• **Data excerpts**:
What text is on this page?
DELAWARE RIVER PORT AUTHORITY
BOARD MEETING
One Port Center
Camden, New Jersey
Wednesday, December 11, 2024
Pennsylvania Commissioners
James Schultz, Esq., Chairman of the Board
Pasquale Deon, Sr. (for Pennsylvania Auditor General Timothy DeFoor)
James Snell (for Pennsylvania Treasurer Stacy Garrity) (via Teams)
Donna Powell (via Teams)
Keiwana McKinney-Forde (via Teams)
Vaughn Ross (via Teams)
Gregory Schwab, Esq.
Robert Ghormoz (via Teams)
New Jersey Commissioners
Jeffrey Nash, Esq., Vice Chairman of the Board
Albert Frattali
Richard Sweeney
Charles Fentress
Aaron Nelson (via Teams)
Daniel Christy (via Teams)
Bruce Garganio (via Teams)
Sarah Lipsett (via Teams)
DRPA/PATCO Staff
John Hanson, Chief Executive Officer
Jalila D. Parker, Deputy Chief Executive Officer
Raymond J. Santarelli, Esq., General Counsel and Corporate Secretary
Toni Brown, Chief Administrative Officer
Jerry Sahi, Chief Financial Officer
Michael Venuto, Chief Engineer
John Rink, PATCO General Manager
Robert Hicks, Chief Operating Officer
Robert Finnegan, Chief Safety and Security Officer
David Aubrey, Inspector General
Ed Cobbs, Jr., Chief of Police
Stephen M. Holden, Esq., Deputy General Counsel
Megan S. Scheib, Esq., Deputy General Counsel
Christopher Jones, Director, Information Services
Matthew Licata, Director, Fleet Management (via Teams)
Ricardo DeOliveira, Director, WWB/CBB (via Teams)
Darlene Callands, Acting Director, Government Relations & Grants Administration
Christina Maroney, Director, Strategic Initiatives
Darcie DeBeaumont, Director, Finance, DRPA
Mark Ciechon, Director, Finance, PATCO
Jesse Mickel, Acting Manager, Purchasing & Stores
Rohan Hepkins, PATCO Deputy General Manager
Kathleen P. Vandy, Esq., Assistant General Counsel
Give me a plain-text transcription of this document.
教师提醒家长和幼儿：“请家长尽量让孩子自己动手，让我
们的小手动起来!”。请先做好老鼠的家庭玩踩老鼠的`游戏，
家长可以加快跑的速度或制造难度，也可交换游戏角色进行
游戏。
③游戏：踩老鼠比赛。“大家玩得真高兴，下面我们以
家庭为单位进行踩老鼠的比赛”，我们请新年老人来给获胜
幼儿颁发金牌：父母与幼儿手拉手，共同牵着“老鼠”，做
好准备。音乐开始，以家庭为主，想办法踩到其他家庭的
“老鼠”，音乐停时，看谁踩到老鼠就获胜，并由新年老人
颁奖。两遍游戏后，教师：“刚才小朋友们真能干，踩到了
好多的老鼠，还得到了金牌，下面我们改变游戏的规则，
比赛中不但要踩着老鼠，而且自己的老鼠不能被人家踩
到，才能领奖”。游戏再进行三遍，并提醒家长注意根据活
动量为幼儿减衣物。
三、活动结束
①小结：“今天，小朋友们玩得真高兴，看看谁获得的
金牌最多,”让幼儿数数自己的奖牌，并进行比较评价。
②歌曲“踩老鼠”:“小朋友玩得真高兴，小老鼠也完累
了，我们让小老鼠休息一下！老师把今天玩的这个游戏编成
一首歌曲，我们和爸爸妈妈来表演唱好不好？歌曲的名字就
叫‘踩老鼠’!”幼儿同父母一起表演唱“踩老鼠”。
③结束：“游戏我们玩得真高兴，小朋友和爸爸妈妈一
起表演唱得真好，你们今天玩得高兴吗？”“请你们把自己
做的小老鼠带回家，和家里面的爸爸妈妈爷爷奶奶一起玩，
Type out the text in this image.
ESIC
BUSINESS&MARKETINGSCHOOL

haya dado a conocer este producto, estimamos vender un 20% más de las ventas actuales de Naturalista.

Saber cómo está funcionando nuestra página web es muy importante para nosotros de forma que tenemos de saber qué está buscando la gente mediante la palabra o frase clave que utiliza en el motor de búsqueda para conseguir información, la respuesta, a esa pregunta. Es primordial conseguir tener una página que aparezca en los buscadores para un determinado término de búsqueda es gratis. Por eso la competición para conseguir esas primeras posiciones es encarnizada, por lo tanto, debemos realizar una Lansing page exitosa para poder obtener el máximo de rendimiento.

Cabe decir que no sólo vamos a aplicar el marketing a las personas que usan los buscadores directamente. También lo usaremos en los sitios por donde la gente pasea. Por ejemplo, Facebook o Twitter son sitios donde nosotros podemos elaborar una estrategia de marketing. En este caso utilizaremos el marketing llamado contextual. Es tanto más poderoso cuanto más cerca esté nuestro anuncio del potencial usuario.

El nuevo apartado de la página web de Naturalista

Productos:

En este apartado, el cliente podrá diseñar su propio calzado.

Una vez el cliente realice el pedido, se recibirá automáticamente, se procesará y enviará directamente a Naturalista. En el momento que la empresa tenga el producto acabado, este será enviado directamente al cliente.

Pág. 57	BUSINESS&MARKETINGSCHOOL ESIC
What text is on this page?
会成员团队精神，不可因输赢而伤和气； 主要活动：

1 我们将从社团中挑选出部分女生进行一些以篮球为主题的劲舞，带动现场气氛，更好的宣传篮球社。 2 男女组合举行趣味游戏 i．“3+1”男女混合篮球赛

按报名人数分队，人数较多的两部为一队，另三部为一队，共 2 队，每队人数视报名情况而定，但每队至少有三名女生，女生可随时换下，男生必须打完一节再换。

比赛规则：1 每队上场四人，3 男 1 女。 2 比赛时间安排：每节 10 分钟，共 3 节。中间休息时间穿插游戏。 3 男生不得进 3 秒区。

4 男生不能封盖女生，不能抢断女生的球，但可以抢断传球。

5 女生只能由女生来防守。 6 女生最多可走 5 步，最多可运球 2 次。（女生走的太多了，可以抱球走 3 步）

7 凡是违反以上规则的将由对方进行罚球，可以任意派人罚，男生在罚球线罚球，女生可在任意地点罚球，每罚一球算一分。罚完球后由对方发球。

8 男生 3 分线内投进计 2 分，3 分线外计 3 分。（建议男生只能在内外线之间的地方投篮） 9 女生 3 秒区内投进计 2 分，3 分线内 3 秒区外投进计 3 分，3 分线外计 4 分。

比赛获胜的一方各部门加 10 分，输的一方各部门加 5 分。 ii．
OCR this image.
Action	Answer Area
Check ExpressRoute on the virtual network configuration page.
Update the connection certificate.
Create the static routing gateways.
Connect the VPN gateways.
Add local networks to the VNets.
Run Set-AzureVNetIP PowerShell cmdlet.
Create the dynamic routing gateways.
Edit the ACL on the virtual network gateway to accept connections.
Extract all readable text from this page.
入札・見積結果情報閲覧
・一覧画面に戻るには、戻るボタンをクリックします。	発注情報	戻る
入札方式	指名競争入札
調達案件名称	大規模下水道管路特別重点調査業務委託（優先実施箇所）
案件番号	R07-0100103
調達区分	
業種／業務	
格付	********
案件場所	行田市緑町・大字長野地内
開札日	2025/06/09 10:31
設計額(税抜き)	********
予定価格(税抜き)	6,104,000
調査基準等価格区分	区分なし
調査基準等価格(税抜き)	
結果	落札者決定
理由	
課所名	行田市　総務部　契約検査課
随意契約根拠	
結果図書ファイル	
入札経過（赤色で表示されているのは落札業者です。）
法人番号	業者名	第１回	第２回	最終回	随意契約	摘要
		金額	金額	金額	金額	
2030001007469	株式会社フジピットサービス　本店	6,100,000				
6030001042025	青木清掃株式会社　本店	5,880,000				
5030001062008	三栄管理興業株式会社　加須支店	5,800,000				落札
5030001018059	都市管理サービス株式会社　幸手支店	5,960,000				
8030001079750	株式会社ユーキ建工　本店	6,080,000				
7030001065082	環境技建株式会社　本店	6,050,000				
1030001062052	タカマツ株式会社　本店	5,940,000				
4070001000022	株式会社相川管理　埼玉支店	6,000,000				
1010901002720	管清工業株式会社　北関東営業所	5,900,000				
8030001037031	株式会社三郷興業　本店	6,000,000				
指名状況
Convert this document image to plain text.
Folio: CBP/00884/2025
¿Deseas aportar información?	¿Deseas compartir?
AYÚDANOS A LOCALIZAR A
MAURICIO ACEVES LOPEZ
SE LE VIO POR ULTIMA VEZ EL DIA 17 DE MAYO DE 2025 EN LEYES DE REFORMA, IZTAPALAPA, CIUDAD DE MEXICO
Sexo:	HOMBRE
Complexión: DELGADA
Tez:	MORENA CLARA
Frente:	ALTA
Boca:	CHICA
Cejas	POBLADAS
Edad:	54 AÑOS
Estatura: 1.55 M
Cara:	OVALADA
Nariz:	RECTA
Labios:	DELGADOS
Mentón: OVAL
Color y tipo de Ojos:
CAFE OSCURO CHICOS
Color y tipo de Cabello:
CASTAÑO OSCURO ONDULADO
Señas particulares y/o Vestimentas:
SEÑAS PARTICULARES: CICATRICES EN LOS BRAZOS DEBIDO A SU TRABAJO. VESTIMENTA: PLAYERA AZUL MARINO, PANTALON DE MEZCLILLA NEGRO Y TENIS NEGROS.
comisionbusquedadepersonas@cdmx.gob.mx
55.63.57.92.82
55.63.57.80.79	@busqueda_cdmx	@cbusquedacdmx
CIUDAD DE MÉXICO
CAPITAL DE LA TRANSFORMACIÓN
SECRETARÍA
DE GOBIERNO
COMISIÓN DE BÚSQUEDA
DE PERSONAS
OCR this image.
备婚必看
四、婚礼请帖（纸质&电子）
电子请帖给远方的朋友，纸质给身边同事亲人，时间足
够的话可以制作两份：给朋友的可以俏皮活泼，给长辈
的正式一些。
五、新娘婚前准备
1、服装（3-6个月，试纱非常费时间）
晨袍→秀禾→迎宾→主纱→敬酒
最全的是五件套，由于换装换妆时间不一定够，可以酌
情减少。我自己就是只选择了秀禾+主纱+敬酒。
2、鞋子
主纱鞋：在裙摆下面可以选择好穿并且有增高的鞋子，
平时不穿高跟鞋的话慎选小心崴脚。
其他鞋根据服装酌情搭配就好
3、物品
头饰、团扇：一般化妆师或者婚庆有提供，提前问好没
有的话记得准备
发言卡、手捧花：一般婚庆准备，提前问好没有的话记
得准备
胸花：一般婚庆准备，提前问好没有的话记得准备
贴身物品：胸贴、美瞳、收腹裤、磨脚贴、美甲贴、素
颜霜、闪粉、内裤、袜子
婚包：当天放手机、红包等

• **Request**: Show, from the material above, each line that includes the string "CIUDAD".

• **The response**:
SE LE VIO POR ULTIMA VEZ EL DIA 17 DE MAYO DE 2025 EN LEYES DE REFORMA, IZTAPALAPA, CIUDAD DE MEXICO
CIUDAD DE MÉXICO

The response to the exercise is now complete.